### [SUPPLIED INFORMATION]
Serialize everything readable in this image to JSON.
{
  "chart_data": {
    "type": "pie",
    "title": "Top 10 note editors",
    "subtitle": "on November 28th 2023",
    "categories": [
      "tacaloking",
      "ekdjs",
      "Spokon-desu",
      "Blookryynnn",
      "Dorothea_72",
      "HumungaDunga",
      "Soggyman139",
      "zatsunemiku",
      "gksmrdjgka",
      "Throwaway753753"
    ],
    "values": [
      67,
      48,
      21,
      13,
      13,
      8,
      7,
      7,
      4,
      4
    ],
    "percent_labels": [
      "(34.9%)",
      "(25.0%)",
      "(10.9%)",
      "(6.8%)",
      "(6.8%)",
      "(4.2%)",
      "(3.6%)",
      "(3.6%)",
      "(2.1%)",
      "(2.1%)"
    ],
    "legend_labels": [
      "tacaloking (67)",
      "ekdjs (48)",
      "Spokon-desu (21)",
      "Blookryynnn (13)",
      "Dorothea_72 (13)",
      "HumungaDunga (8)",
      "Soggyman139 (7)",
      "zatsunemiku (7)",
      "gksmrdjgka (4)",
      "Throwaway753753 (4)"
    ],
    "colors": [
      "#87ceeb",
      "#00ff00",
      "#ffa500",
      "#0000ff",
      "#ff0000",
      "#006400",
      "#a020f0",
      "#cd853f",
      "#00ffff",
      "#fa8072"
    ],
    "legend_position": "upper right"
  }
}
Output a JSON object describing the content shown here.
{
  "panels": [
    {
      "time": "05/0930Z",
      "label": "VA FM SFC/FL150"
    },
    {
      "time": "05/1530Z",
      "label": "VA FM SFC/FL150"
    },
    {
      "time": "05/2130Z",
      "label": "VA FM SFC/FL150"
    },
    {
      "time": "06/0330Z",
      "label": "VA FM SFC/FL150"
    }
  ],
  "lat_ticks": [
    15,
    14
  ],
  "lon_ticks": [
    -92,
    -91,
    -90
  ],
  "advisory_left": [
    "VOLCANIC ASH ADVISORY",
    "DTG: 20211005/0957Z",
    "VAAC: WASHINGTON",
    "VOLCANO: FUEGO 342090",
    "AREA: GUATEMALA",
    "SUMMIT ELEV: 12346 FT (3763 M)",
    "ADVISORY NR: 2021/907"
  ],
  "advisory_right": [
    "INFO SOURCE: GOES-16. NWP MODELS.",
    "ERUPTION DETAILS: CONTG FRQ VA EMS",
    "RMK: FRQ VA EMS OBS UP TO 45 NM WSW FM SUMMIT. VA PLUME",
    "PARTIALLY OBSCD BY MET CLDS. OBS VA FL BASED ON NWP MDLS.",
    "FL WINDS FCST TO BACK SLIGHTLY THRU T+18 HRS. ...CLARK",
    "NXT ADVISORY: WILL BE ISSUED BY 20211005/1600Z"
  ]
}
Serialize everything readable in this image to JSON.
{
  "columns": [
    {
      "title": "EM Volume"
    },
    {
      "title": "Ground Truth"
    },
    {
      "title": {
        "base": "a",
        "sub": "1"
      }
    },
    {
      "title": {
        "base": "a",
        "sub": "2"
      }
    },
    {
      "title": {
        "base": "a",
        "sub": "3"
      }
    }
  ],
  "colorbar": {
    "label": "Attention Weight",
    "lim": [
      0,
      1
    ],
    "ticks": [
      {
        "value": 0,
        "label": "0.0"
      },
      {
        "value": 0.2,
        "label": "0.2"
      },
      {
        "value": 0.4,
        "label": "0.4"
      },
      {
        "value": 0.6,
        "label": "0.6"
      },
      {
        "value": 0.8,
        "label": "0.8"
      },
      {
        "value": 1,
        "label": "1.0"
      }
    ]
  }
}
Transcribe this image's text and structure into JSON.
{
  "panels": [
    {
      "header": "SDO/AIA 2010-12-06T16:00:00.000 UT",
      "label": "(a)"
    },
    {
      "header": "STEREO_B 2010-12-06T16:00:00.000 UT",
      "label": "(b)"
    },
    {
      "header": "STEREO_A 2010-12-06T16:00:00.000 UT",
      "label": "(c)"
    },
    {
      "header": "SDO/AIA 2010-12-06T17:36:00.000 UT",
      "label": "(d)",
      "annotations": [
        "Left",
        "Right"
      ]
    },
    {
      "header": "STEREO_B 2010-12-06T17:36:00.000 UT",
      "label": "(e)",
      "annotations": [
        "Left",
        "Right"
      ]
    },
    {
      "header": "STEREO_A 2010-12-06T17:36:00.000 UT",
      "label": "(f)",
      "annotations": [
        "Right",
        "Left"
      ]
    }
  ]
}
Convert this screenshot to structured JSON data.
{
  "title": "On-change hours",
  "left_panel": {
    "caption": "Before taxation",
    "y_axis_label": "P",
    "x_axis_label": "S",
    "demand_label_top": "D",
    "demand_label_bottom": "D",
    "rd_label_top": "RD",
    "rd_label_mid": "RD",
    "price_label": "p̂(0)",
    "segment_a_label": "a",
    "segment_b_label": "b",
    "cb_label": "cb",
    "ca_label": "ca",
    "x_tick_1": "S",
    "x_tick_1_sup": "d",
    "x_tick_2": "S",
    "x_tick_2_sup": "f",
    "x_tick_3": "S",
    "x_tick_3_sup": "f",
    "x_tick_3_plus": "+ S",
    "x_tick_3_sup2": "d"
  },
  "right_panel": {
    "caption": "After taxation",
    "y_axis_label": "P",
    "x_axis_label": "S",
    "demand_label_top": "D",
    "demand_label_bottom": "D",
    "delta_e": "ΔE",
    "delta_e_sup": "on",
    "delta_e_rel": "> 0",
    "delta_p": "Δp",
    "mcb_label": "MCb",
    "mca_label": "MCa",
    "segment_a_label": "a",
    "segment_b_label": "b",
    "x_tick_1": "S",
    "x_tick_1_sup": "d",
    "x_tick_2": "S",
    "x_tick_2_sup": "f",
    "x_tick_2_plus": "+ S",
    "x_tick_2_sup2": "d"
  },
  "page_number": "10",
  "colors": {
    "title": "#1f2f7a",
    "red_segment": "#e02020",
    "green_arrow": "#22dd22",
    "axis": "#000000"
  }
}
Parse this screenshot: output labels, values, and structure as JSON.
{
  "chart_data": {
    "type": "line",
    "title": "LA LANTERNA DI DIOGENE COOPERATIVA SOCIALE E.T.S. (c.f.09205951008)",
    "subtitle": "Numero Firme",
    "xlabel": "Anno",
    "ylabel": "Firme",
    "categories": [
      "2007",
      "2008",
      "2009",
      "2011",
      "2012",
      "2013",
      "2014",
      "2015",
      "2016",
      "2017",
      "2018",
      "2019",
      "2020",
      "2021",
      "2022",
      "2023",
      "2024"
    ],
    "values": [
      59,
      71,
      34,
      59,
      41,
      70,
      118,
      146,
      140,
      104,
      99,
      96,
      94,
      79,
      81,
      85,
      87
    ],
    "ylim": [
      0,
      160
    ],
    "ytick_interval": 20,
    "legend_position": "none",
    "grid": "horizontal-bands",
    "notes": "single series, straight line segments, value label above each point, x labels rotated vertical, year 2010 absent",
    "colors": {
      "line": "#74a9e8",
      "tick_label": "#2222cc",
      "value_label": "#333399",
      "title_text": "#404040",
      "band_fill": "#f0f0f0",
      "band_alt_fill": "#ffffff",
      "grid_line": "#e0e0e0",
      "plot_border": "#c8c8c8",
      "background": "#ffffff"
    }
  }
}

### [REQUIREMENTS]
Please output the entire listing exactly as it stands.

### [PROBLEM SOLUTION]
Serialize everything readable in this image to JSON.
{
  "chart_data": {
    "type": "pie",
    "title": "Top 10 note editors",
    "subtitle": "on November 28th 2023",
    "categories": [
      "tacaloking",
      "ekdjs",
      "Spokon-desu",
      "Blookryynnn",
      "Dorothea_72",
      "HumungaDunga",
      "Soggyman139",
      "zatsunemiku",
      "gksmrdjgka",
      "Throwaway753753"
    ],
    "values": [
      67,
      48,
      21,
      13,
      13,
      8,
      7,
      7,
      4,
      4
    ],
    "percent_labels": [
      "(34.9%)",
      "(25.0%)",
      "(10.9%)",
      "(6.8%)",
      "(6.8%)",
      "(4.2%)",
      "(3.6%)",
      "(3.6%)",
      "(2.1%)",
      "(2.1%)"
    ],
    "legend_labels": [
      "tacaloking (67)",
      "ekdjs (48)",
      "Spokon-desu (21)",
      "Blookryynnn (13)",
      "Dorothea_72 (13)",
      "HumungaDunga (8)",
      "Soggyman139 (7)",
      "zatsunemiku (7)",
      "gksmrdjgka (4)",
      "Throwaway753753 (4)"
    ],
    "colors": [
      "#87ceeb",
      "#00ff00",
      "#ffa500",
      "#0000ff",
      "#ff0000",
      "#006400",
      "#a020f0",
      "#cd853f",
      "#00ffff",
      "#fa8072"
    ],
    "legend_position": "upper right"
  }
}
Output a JSON object describing the content shown here.
{
  "panels": [
    {
      "time": "05/0930Z",
      "label": "VA FM SFC/FL150"
    },
    {
      "time": "05/1530Z",
      "label": "VA FM SFC/FL150"
    },
    {
      "time": "05/2130Z",
      "label": "VA FM SFC/FL150"
    },
    {
      "time": "06/0330Z",
      "label": "VA FM SFC/FL150"
    }
  ],
  "lat_ticks": [
    15,
    14
  ],
  "lon_ticks": [
    -92,
    -91,
    -90
  ],
  "advisory_left": [
    "VOLCANIC ASH ADVISORY",
    "DTG: 20211005/0957Z",
    "VAAC: WASHINGTON",
    "VOLCANO: FUEGO 342090",
    "AREA: GUATEMALA",
    "SUMMIT ELEV: 12346 FT (3763 M)",
    "ADVISORY NR: 2021/907"
  ],
  "advisory_right": [
    "INFO SOURCE: GOES-16. NWP MODELS.",
    "ERUPTION DETAILS: CONTG FRQ VA EMS",
    "RMK: FRQ VA EMS OBS UP TO 45 NM WSW FM SUMMIT. VA PLUME",
    "PARTIALLY OBSCD BY MET CLDS. OBS VA FL BASED ON NWP MDLS.",
    "FL WINDS FCST TO BACK SLIGHTLY THRU T+18 HRS. ...CLARK",
    "NXT ADVISORY: WILL BE ISSUED BY 20211005/1600Z"
  ]
}
Serialize everything readable in this image to JSON.
{
  "columns": [
    {
      "title": "EM Volume"
    },
    {
      "title": "Ground Truth"
    },
    {
      "title": {
        "base": "a",
        "sub": "1"
      }
    },
    {
      "title": {
        "base": "a",
        "sub": "2"
      }
    },
    {
      "title": {
        "base": "a",
        "sub": "3"
      }
    }
  ],
  "colorbar": {
    "label": "Attention Weight",
    "lim": [
      0,
      1
    ],
    "ticks": [
      {
        "value": 0,
        "label": "0.0"
      },
      {
        "value": 0.2,
        "label": "0.2"
      },
      {
        "value": 0.4,
        "label": "0.4"
      },
      {
        "value": 0.6,
        "label": "0.6"
      },
      {
        "value": 0.8,
        "label": "0.8"
      },
      {
        "value": 1,
        "label": "1.0"
      }
    ]
  }
}
Transcribe this image's text and structure into JSON.
{
  "panels": [
    {
      "header": "SDO/AIA 2010-12-06T16:00:00.000 UT",
      "label": "(a)"
    },
    {
      "header": "STEREO_B 2010-12-06T16:00:00.000 UT",
      "label": "(b)"
    },
    {
      "header": "STEREO_A 2010-12-06T16:00:00.000 UT",
      "label": "(c)"
    },
    {
      "header": "SDO/AIA 2010-12-06T17:36:00.000 UT",
      "label": "(d)",
      "annotations": [
        "Left",
        "Right"
      ]
    },
    {
      "header": "STEREO_B 2010-12-06T17:36:00.000 UT",
      "label": "(e)",
      "annotations": [
        "Left",
        "Right"
      ]
    },
    {
      "header": "STEREO_A 2010-12-06T17:36:00.000 UT",
      "label": "(f)",
      "annotations": [
        "Right",
        "Left"
      ]
    }
  ]
}
Convert this screenshot to structured JSON data.
{
  "title": "On-change hours",
  "left_panel": {
    "caption": "Before taxation",
    "y_axis_label": "P",
    "x_axis_label": "S",
    "demand_label_top": "D",
    "demand_label_bottom": "D",
    "rd_label_top": "RD",
    "rd_label_mid": "RD",
    "price_label": "p̂(0)",
    "segment_a_label": "a",
    "segment_b_label": "b",
    "cb_label": "cb",
    "ca_label": "ca",
    "x_tick_1": "S",
    "x_tick_1_sup": "d",
    "x_tick_2": "S",
    "x_tick_2_sup": "f",
    "x_tick_3": "S",
    "x_tick_3_sup": "f",
    "x_tick_3_plus": "+ S",
    "x_tick_3_sup2": "d"
  },
  "right_panel": {
    "caption": "After taxation",
    "y_axis_label": "P",
    "x_axis_label": "S",
    "demand_label_top": "D",
    "demand_label_bottom": "D",
    "delta_e": "ΔE",
    "delta_e_sup": "on",
    "delta_e_rel": "> 0",
    "delta_p": "Δp",
    "mcb_label": "MCb",
    "mca_label": "MCa",
    "segment_a_label": "a",
    "segment_b_label": "b",
    "x_tick_1": "S",
    "x_tick_1_sup": "d",
    "x_tick_2": "S",
    "x_tick_2_sup": "f",
    "x_tick_2_plus": "+ S",
    "x_tick_2_sup2": "d"
  },
  "page_number": "10",
  "colors": {
    "title": "#1f2f7a",
    "red_segment": "#e02020",
    "green_arrow": "#22dd22",
    "axis": "#000000"
  }
}
Parse this screenshot: output labels, values, and structure as JSON.
{
  "chart_data": {
    "type": "line",
    "title": "LA LANTERNA DI DIOGENE COOPERATIVA SOCIALE E.T.S. (c.f.09205951008)",
    "subtitle": "Numero Firme",
    "xlabel": "Anno",
    "ylabel": "Firme",
    "categories": [
      "2007",
      "2008",
      "2009",
      "2011",
      "2012",
      "2013",
      "2014",
      "2015",
      "2016",
      "2017",
      "2018",
      "2019",
      "2020",
      "2021",
      "2022",
      "2023",
      "2024"
    ],
    "values": [
      59,
      71,
      34,
      59,
      41,
      70,
      118,
      146,
      140,
      104,
      99,
      96,
      94,
      79,
      81,
      85,
      87
    ],
    "ylim": [
      0,
      160
    ],
    "ytick_interval": 20,
    "legend_position": "none",
    "grid": "horizontal-bands",
    "notes": "single series, straight line segments, value label above each point, x labels rotated vertical, year 2010 absent",
    "colors": {
      "line": "#74a9e8",
      "tick_label": "#2222cc",
      "value_label": "#333399",
      "title_text": "#404040",
      "band_fill": "#f0f0f0",
      "band_alt_fill": "#ffffff",
      "grid_line": "#e0e0e0",
      "plot_border": "#c8c8c8",
      "background": "#ffffff"
    }
  }
}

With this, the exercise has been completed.